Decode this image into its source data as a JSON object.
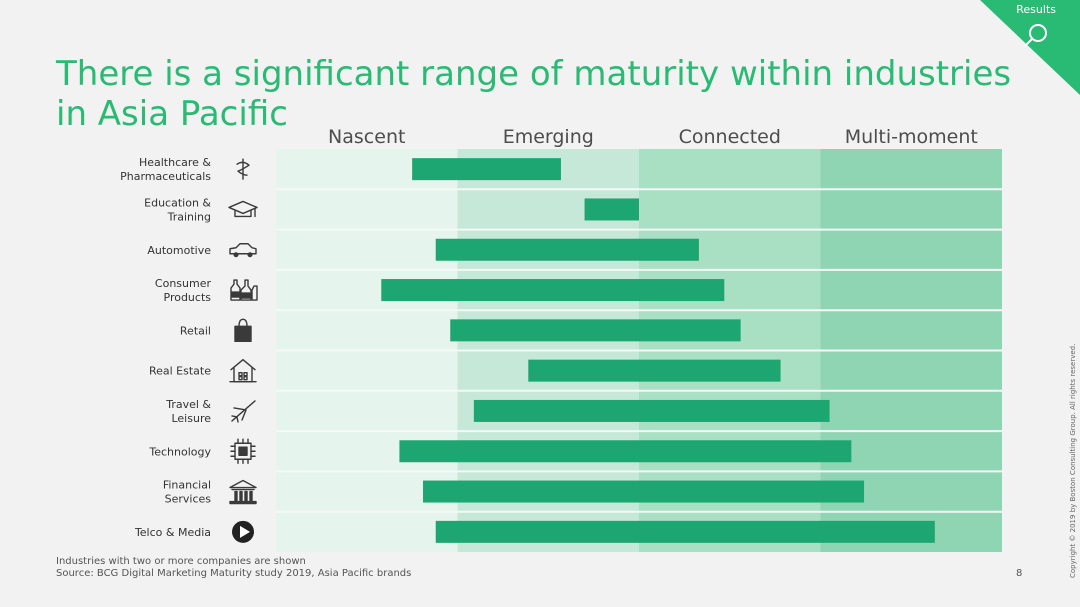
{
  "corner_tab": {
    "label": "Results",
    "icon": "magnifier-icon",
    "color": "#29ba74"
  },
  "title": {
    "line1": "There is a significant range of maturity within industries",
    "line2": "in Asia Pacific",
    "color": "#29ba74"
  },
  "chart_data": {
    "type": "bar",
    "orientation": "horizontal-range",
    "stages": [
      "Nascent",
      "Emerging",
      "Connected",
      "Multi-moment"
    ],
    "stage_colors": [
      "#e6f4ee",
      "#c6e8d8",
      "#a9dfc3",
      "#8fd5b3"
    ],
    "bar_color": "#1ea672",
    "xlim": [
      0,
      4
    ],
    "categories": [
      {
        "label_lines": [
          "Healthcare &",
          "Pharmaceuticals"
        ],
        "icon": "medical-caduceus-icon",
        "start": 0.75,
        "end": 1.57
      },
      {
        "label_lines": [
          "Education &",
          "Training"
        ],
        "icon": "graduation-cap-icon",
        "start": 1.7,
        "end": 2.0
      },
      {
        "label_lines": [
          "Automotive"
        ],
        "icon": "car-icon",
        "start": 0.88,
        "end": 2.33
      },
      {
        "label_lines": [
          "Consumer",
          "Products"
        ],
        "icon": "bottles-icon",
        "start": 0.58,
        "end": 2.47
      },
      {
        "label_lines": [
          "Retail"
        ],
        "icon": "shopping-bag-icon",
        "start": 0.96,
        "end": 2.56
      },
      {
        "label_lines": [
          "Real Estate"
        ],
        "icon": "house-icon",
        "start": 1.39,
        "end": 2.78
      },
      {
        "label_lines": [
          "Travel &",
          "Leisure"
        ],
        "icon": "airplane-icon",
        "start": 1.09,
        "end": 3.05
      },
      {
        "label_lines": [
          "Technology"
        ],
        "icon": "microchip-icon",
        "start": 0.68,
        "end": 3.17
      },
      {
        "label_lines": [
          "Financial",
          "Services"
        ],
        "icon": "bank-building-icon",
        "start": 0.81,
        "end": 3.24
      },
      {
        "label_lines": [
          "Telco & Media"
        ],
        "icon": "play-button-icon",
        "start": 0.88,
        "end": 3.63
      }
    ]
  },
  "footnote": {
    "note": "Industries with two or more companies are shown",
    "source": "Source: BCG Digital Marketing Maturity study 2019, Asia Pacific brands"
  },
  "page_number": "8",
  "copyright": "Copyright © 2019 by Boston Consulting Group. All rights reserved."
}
___
Return every line of the records exactly as given, pictures excluded.

Decode this image into its source data as a JSON object.
{
  "corner_tab": {
    "label": "Results",
    "icon": "magnifier-icon",
    "color": "#29ba74"
  },
  "title": {
    "line1": "There is a significant range of maturity within industries",
    "line2": "in Asia Pacific",
    "color": "#29ba74"
  },
  "chart_data": {
    "type": "bar",
    "orientation": "horizontal-range",
    "stages": [
      "Nascent",
      "Emerging",
      "Connected",
      "Multi-moment"
    ],
    "stage_colors": [
      "#e6f4ee",
      "#c6e8d8",
      "#a9dfc3",
      "#8fd5b3"
    ],
    "bar_color": "#1ea672",
    "xlim": [
      0,
      4
    ],
    "categories": [
      {
        "label_lines": [
          "Healthcare &",
          "Pharmaceuticals"
        ],
        "icon": "medical-caduceus-icon",
        "start": 0.75,
        "end": 1.57
      },
      {
        "label_lines": [
          "Education &",
          "Training"
        ],
        "icon": "graduation-cap-icon",
        "start": 1.7,
        "end": 2.0
      },
      {
        "label_lines": [
          "Automotive"
        ],
        "icon": "car-icon",
        "start": 0.88,
        "end": 2.33
      },
      {
        "label_lines": [
          "Consumer",
          "Products"
        ],
        "icon": "bottles-icon",
        "start": 0.58,
        "end": 2.47
      },
      {
        "label_lines": [
          "Retail"
        ],
        "icon": "shopping-bag-icon",
        "start": 0.96,
        "end": 2.56
      },
      {
        "label_lines": [
          "Real Estate"
        ],
        "icon": "house-icon",
        "start": 1.39,
        "end": 2.78
      },
      {
        "label_lines": [
          "Travel &",
          "Leisure"
        ],
        "icon": "airplane-icon",
        "start": 1.09,
        "end": 3.05
      },
      {
        "label_lines": [
          "Technology"
        ],
        "icon": "microchip-icon",
        "start": 0.68,
        "end": 3.17
      },
      {
        "label_lines": [
          "Financial",
          "Services"
        ],
        "icon": "bank-building-icon",
        "start": 0.81,
        "end": 3.24
      },
      {
        "label_lines": [
          "Telco & Media"
        ],
        "icon": "play-button-icon",
        "start": 0.88,
        "end": 3.63
      }
    ]
  },
  "footnote": {
    "note": "Industries with two or more companies are shown",
    "source": "Source: BCG Digital Marketing Maturity study 2019, Asia Pacific brands"
  },
  "page_number": "8",
  "copyright": "Copyright © 2019 by Boston Consulting Group. All rights reserved."
}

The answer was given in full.